• [What you need to do]: Any pictures in the records below should be skipped; write out everything else exactly.

• [Data records]:
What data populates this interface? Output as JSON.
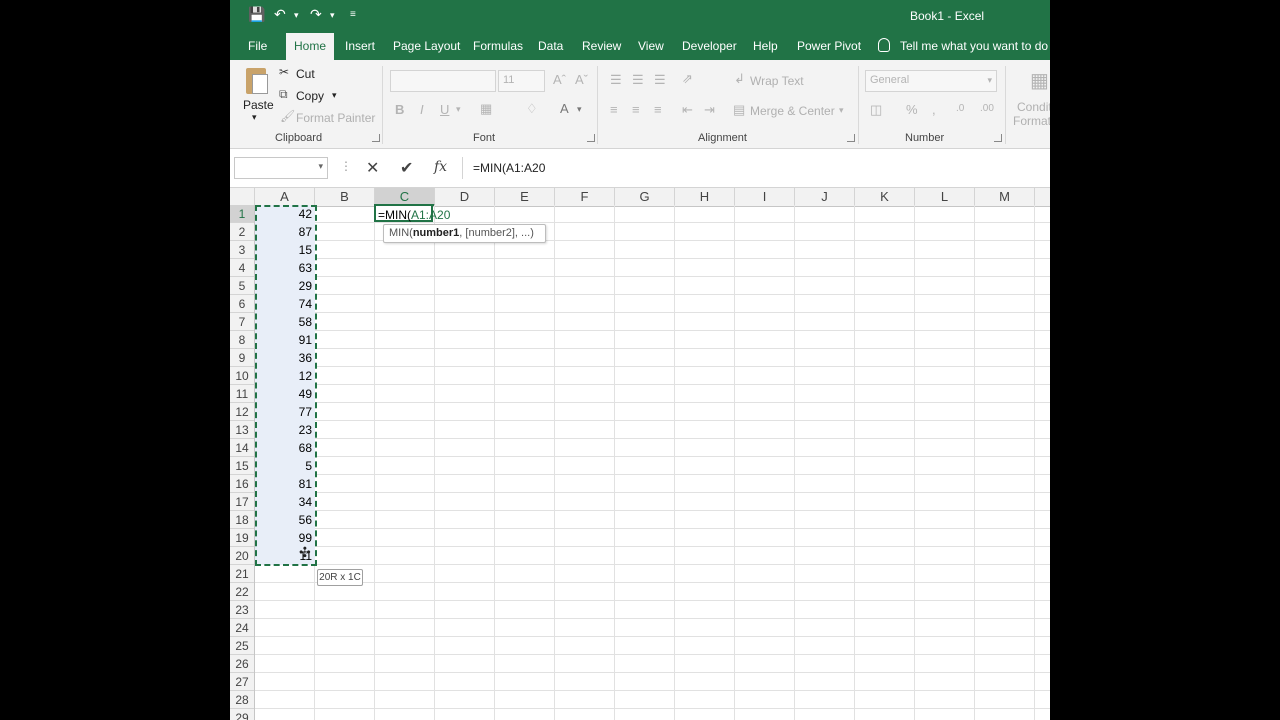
{
  "window": {
    "title": "Book1  -  Excel",
    "accent": "#217346"
  },
  "tabs": [
    "File",
    "Home",
    "Insert",
    "Page Layout",
    "Formulas",
    "Data",
    "Review",
    "View",
    "Developer",
    "Help",
    "Power Pivot"
  ],
  "active_tab": "Home",
  "tell_me": "Tell me what you want to do",
  "ribbon": {
    "clipboard": {
      "paste": "Paste",
      "cut": "Cut",
      "copy": "Copy",
      "format_painter": "Format Painter",
      "label": "Clipboard"
    },
    "font": {
      "size": "11",
      "label": "Font"
    },
    "alignment": {
      "wrap_text": "Wrap Text",
      "merge_center": "Merge & Center",
      "label": "Alignment"
    },
    "number": {
      "format": "General",
      "label": "Number"
    },
    "styles": {
      "cond1": "Conditi",
      "cond2": "Formatti"
    }
  },
  "formula_bar": {
    "fx": "fx",
    "value": "=MIN(A1:A20"
  },
  "columns": [
    "A",
    "B",
    "C",
    "D",
    "E",
    "F",
    "G",
    "H",
    "I",
    "J",
    "K",
    "L",
    "M"
  ],
  "rows": [
    "1",
    "2",
    "3",
    "4",
    "5",
    "6",
    "7",
    "8",
    "9",
    "10",
    "11",
    "12",
    "13",
    "14",
    "15",
    "16",
    "17",
    "18",
    "19",
    "20",
    "21",
    "22",
    "23",
    "24",
    "25",
    "26",
    "27",
    "28",
    "29"
  ],
  "column_a_values": [
    "42",
    "87",
    "15",
    "63",
    "29",
    "74",
    "58",
    "91",
    "36",
    "12",
    "49",
    "77",
    "23",
    "68",
    "5",
    "81",
    "34",
    "56",
    "99",
    "11"
  ],
  "active_cell": {
    "prefix": "=MIN(",
    "ref": "A1:A20"
  },
  "tooltip": {
    "fn": "MIN(",
    "arg1": "number1",
    "rest": ", [number2], ...)"
  },
  "size_tip": "20R x 1C"
}
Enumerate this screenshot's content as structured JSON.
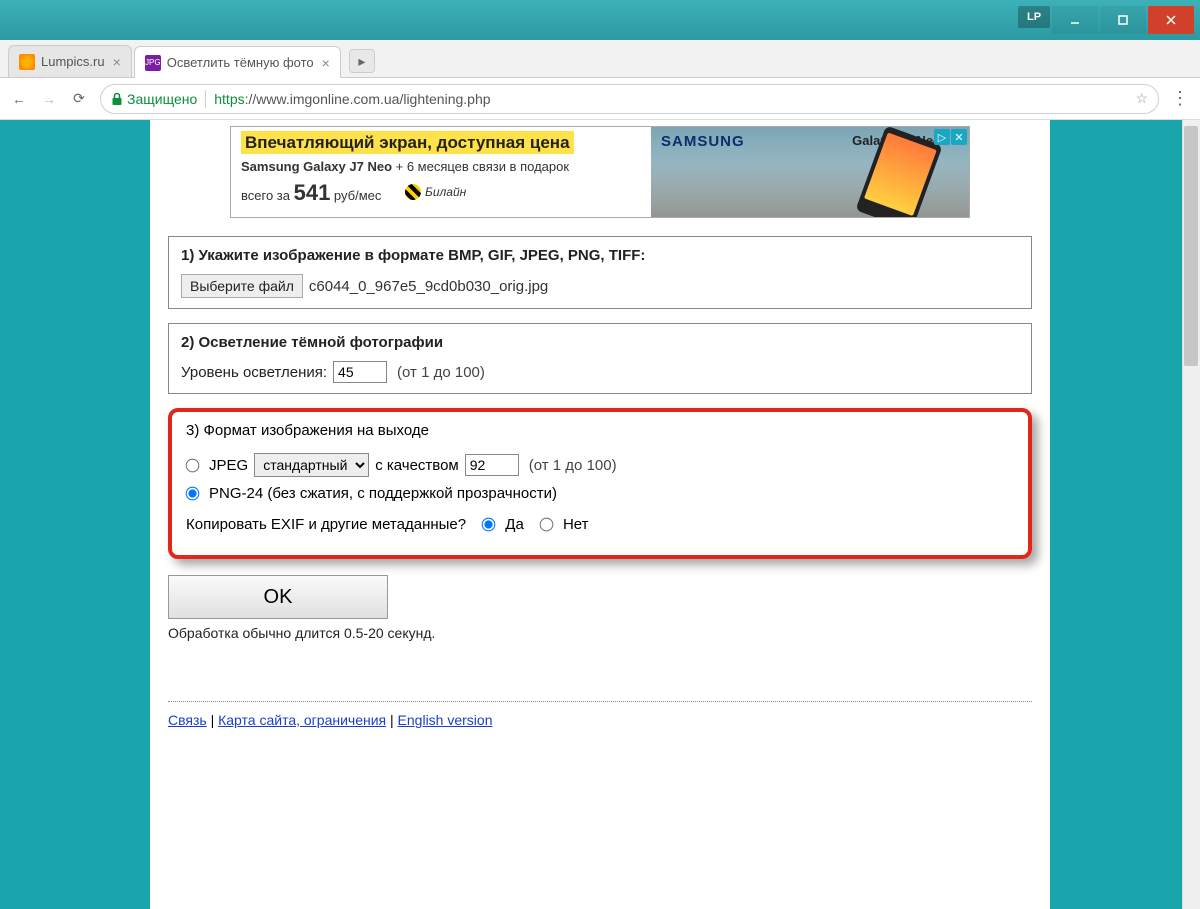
{
  "window": {
    "lp_badge": "LP"
  },
  "tabs": [
    {
      "label": "Lumpics.ru",
      "active": false
    },
    {
      "label": "Осветлить тёмную фото",
      "active": true
    }
  ],
  "addressbar": {
    "secure_label": "Защищено",
    "url_https": "https",
    "url_rest": "://www.imgonline.com.ua/lightening.php"
  },
  "ad": {
    "title_pref": "Впечатляющий экран,",
    "title_hl": " доступная цена",
    "sub_bold": "Samsung Galaxy J7 Neo",
    "sub_rest": " + 6 месяцев связи в подарок",
    "price_pref": "всего за ",
    "price": "541",
    "price_suf": " руб/мес",
    "bee": "Билайн",
    "samsung": "SAMSUNG",
    "model": "Galaxy J7 Neo"
  },
  "step1": {
    "title": "1) Укажите изображение в формате BMP, GIF, JPEG, PNG, TIFF:",
    "button": "Выберите файл",
    "filename": "c6044_0_967e5_9cd0b030_orig.jpg"
  },
  "step2": {
    "title": "2) Осветление тёмной фотографии",
    "level_label": "Уровень осветления:",
    "level_value": "45",
    "level_hint": "(от 1 до 100)"
  },
  "step3": {
    "title": "3) Формат изображения на выходе",
    "jpeg_label": "JPEG",
    "jpeg_mode": "стандартный",
    "quality_label": " с качеством ",
    "quality_value": "92",
    "quality_hint": "(от 1 до 100)",
    "png_label": "PNG-24 (без сжатия, с поддержкой прозрачности)",
    "exif_label": "Копировать EXIF и другие метаданные?",
    "yes": "Да",
    "no": "Нет"
  },
  "submit": {
    "ok": "OK",
    "note": "Обработка обычно длится 0.5-20 секунд."
  },
  "footer": {
    "link1": "Связь",
    "link2": "Карта сайта, ограничения",
    "link3": "English version",
    "sep": " | "
  }
}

• [Correct output]:
What data populates this interface? Output as JSON.
{
  "window": {
    "title": "Book1  -  Excel",
    "accent": "#217346"
  },
  "tabs": [
    "File",
    "Home",
    "Insert",
    "Page Layout",
    "Formulas",
    "Data",
    "Review",
    "View",
    "Developer",
    "Help",
    "Power Pivot"
  ],
  "active_tab": "Home",
  "tell_me": "Tell me what you want to do",
  "ribbon": {
    "clipboard": {
      "paste": "Paste",
      "cut": "Cut",
      "copy": "Copy",
      "format_painter": "Format Painter",
      "label": "Clipboard"
    },
    "font": {
      "size": "11",
      "label": "Font"
    },
    "alignment": {
      "wrap_text": "Wrap Text",
      "merge_center": "Merge & Center",
      "label": "Alignment"
    },
    "number": {
      "format": "General",
      "label": "Number"
    },
    "styles": {
      "cond1": "Conditi",
      "cond2": "Formatti"
    }
  },
  "formula_bar": {
    "fx": "fx",
    "value": "=MIN(A1:A20"
  },
  "columns": [
    "A",
    "B",
    "C",
    "D",
    "E",
    "F",
    "G",
    "H",
    "I",
    "J",
    "K",
    "L",
    "M"
  ],
  "rows": [
    "1",
    "2",
    "3",
    "4",
    "5",
    "6",
    "7",
    "8",
    "9",
    "10",
    "11",
    "12",
    "13",
    "14",
    "15",
    "16",
    "17",
    "18",
    "19",
    "20",
    "21",
    "22",
    "23",
    "24",
    "25",
    "26",
    "27",
    "28",
    "29"
  ],
  "column_a_values": [
    "42",
    "87",
    "15",
    "63",
    "29",
    "74",
    "58",
    "91",
    "36",
    "12",
    "49",
    "77",
    "23",
    "68",
    "5",
    "81",
    "34",
    "56",
    "99",
    "11"
  ],
  "active_cell": {
    "prefix": "=MIN(",
    "ref": "A1:A20"
  },
  "tooltip": {
    "fn": "MIN(",
    "arg1": "number1",
    "rest": ", [number2], ...)"
  },
  "size_tip": "20R x 1C"
}
Enumerate this screenshot's content as structured JSON.
{
  "window": {
    "lp_badge": "LP"
  },
  "tabs": [
    {
      "label": "Lumpics.ru",
      "active": false
    },
    {
      "label": "Осветлить тёмную фото",
      "active": true
    }
  ],
  "addressbar": {
    "secure_label": "Защищено",
    "url_https": "https",
    "url_rest": "://www.imgonline.com.ua/lightening.php"
  },
  "ad": {
    "title_pref": "Впечатляющий экран,",
    "title_hl": " доступная цена",
    "sub_bold": "Samsung Galaxy J7 Neo",
    "sub_rest": " + 6 месяцев связи в подарок",
    "price_pref": "всего за ",
    "price": "541",
    "price_suf": " руб/мес",
    "bee": "Билайн",
    "samsung": "SAMSUNG",
    "model": "Galaxy J7 Neo"
  },
  "step1": {
    "title": "1) Укажите изображение в формате BMP, GIF, JPEG, PNG, TIFF:",
    "button": "Выберите файл",
    "filename": "c6044_0_967e5_9cd0b030_orig.jpg"
  },
  "step2": {
    "title": "2) Осветление тёмной фотографии",
    "level_label": "Уровень осветления:",
    "level_value": "45",
    "level_hint": "(от 1 до 100)"
  },
  "step3": {
    "title": "3) Формат изображения на выходе",
    "jpeg_label": "JPEG",
    "jpeg_mode": "стандартный",
    "quality_label": " с качеством ",
    "quality_value": "92",
    "quality_hint": "(от 1 до 100)",
    "png_label": "PNG-24 (без сжатия, с поддержкой прозрачности)",
    "exif_label": "Копировать EXIF и другие метаданные?",
    "yes": "Да",
    "no": "Нет"
  },
  "submit": {
    "ok": "OK",
    "note": "Обработка обычно длится 0.5-20 секунд."
  },
  "footer": {
    "link1": "Связь",
    "link2": "Карта сайта, ограничения",
    "link3": "English version",
    "sep": " | "
  }
}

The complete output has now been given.